= TASK DATA =
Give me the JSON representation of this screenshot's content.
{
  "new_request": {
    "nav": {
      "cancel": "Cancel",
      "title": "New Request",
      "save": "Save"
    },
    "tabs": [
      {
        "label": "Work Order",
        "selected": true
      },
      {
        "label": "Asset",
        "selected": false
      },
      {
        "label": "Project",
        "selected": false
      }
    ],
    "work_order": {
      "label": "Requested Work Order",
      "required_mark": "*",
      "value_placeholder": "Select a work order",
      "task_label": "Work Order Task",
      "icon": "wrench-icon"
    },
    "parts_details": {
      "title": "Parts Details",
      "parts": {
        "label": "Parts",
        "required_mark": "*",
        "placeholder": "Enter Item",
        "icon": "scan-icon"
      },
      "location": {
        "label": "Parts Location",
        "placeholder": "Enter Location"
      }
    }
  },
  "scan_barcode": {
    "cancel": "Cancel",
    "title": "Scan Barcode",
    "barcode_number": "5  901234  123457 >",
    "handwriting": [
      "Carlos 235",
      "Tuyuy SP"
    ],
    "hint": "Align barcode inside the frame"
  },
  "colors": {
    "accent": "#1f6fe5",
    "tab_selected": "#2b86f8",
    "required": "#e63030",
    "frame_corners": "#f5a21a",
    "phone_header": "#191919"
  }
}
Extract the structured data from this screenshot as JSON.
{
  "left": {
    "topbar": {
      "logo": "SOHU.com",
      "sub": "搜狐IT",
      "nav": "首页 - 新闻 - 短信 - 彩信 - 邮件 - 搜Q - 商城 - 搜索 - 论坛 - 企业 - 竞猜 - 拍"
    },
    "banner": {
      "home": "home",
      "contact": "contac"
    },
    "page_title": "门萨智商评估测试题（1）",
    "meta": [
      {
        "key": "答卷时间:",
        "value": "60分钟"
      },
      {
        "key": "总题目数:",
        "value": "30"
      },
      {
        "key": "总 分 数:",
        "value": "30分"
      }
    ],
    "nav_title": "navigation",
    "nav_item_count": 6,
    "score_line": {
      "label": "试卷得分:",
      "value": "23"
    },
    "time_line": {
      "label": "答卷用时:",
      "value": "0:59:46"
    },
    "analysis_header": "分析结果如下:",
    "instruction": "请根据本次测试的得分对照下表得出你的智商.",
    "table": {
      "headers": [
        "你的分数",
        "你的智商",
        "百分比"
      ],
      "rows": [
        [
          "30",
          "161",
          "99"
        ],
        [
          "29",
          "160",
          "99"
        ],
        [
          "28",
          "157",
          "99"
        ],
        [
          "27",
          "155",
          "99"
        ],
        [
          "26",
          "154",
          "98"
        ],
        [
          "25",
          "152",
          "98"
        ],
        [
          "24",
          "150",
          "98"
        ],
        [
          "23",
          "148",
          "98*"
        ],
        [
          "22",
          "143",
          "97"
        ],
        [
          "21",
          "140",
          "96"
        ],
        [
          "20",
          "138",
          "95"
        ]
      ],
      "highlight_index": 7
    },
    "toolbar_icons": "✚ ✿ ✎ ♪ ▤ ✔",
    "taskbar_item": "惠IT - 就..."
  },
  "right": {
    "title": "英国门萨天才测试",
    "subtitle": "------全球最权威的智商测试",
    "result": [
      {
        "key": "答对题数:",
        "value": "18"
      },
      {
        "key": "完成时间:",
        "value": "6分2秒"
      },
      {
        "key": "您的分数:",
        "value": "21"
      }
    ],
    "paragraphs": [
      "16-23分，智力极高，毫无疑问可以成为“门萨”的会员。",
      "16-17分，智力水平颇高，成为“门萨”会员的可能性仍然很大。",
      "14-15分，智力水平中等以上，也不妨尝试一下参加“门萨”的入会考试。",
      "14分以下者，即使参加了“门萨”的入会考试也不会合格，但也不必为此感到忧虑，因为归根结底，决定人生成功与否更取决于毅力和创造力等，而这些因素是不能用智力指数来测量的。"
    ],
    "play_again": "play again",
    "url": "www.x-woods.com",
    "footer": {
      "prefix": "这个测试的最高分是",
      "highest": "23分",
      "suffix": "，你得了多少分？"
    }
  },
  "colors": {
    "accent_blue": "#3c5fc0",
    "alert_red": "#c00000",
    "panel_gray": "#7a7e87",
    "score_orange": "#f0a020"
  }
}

= WRITTEN INSTRUCTION =
Retype all of the material above with every character intact.

= WORKED SOLUTION =
Give me the JSON representation of this screenshot's content.
{
  "new_request": {
    "nav": {
      "cancel": "Cancel",
      "title": "New Request",
      "save": "Save"
    },
    "tabs": [
      {
        "label": "Work Order",
        "selected": true
      },
      {
        "label": "Asset",
        "selected": false
      },
      {
        "label": "Project",
        "selected": false
      }
    ],
    "work_order": {
      "label": "Requested Work Order",
      "required_mark": "*",
      "value_placeholder": "Select a work order",
      "task_label": "Work Order Task",
      "icon": "wrench-icon"
    },
    "parts_details": {
      "title": "Parts Details",
      "parts": {
        "label": "Parts",
        "required_mark": "*",
        "placeholder": "Enter Item",
        "icon": "scan-icon"
      },
      "location": {
        "label": "Parts Location",
        "placeholder": "Enter Location"
      }
    }
  },
  "scan_barcode": {
    "cancel": "Cancel",
    "title": "Scan Barcode",
    "barcode_number": "5  901234  123457 >",
    "handwriting": [
      "Carlos 235",
      "Tuyuy SP"
    ],
    "hint": "Align barcode inside the frame"
  },
  "colors": {
    "accent": "#1f6fe5",
    "tab_selected": "#2b86f8",
    "required": "#e63030",
    "frame_corners": "#f5a21a",
    "phone_header": "#191919"
  }
}
Extract the structured data from this screenshot as JSON.
{
  "left": {
    "topbar": {
      "logo": "SOHU.com",
      "sub": "搜狐IT",
      "nav": "首页 - 新闻 - 短信 - 彩信 - 邮件 - 搜Q - 商城 - 搜索 - 论坛 - 企业 - 竞猜 - 拍"
    },
    "banner": {
      "home": "home",
      "contact": "contac"
    },
    "page_title": "门萨智商评估测试题（1）",
    "meta": [
      {
        "key": "答卷时间:",
        "value": "60分钟"
      },
      {
        "key": "总题目数:",
        "value": "30"
      },
      {
        "key": "总 分 数:",
        "value": "30分"
      }
    ],
    "nav_title": "navigation",
    "nav_item_count": 6,
    "score_line": {
      "label": "试卷得分:",
      "value": "23"
    },
    "time_line": {
      "label": "答卷用时:",
      "value": "0:59:46"
    },
    "analysis_header": "分析结果如下:",
    "instruction": "请根据本次测试的得分对照下表得出你的智商.",
    "table": {
      "headers": [
        "你的分数",
        "你的智商",
        "百分比"
      ],
      "rows": [
        [
          "30",
          "161",
          "99"
        ],
        [
          "29",
          "160",
          "99"
        ],
        [
          "28",
          "157",
          "99"
        ],
        [
          "27",
          "155",
          "99"
        ],
        [
          "26",
          "154",
          "98"
        ],
        [
          "25",
          "152",
          "98"
        ],
        [
          "24",
          "150",
          "98"
        ],
        [
          "23",
          "148",
          "98*"
        ],
        [
          "22",
          "143",
          "97"
        ],
        [
          "21",
          "140",
          "96"
        ],
        [
          "20",
          "138",
          "95"
        ]
      ],
      "highlight_index": 7
    },
    "toolbar_icons": "✚ ✿ ✎ ♪ ▤ ✔",
    "taskbar_item": "惠IT - 就..."
  },
  "right": {
    "title": "英国门萨天才测试",
    "subtitle": "------全球最权威的智商测试",
    "result": [
      {
        "key": "答对题数:",
        "value": "18"
      },
      {
        "key": "完成时间:",
        "value": "6分2秒"
      },
      {
        "key": "您的分数:",
        "value": "21"
      }
    ],
    "paragraphs": [
      "16-23分，智力极高，毫无疑问可以成为“门萨”的会员。",
      "16-17分，智力水平颇高，成为“门萨”会员的可能性仍然很大。",
      "14-15分，智力水平中等以上，也不妨尝试一下参加“门萨”的入会考试。",
      "14分以下者，即使参加了“门萨”的入会考试也不会合格，但也不必为此感到忧虑，因为归根结底，决定人生成功与否更取决于毅力和创造力等，而这些因素是不能用智力指数来测量的。"
    ],
    "play_again": "play again",
    "url": "www.x-woods.com",
    "footer": {
      "prefix": "这个测试的最高分是",
      "highest": "23分",
      "suffix": "，你得了多少分？"
    }
  },
  "colors": {
    "accent_blue": "#3c5fc0",
    "alert_red": "#c00000",
    "panel_gray": "#7a7e87",
    "score_orange": "#f0a020"
  }
}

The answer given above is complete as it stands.